**Problem:**
Repeat all the records exactly, omitting pictures.

**Listing:**
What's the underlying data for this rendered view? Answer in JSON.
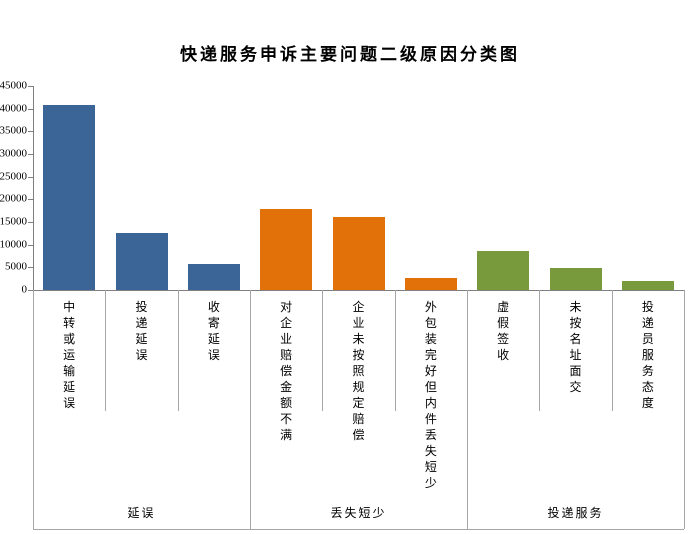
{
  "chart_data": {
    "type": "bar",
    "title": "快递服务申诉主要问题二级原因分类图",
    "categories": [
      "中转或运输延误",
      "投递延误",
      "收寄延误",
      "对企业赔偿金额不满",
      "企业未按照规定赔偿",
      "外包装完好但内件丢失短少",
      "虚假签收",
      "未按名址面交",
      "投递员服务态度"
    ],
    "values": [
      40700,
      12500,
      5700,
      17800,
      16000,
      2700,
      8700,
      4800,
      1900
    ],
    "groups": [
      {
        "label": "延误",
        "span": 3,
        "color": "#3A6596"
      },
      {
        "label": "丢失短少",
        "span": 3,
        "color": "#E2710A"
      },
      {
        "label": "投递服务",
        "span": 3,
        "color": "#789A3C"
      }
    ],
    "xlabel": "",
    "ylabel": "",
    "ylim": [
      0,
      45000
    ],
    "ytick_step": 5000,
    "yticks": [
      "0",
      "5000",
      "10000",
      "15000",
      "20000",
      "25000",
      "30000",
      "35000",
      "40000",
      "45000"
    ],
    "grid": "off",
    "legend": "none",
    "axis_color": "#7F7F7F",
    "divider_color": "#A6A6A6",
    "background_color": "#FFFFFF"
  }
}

**Reply:**
What's the underlying data for this rendered view? Answer in JSON.
{
  "chart_data": {
    "type": "bar",
    "title": "快递服务申诉主要问题二级原因分类图",
    "categories": [
      "中转或运输延误",
      "投递延误",
      "收寄延误",
      "对企业赔偿金额不满",
      "企业未按照规定赔偿",
      "外包装完好但内件丢失短少",
      "虚假签收",
      "未按名址面交",
      "投递员服务态度"
    ],
    "values": [
      40700,
      12500,
      5700,
      17800,
      16000,
      2700,
      8700,
      4800,
      1900
    ],
    "groups": [
      {
        "label": "延误",
        "span": 3,
        "color": "#3A6596"
      },
      {
        "label": "丢失短少",
        "span": 3,
        "color": "#E2710A"
      },
      {
        "label": "投递服务",
        "span": 3,
        "color": "#789A3C"
      }
    ],
    "xlabel": "",
    "ylabel": "",
    "ylim": [
      0,
      45000
    ],
    "ytick_step": 5000,
    "yticks": [
      "0",
      "5000",
      "10000",
      "15000",
      "20000",
      "25000",
      "30000",
      "35000",
      "40000",
      "45000"
    ],
    "grid": "off",
    "legend": "none",
    "axis_color": "#7F7F7F",
    "divider_color": "#A6A6A6",
    "background_color": "#FFFFFF"
  }
}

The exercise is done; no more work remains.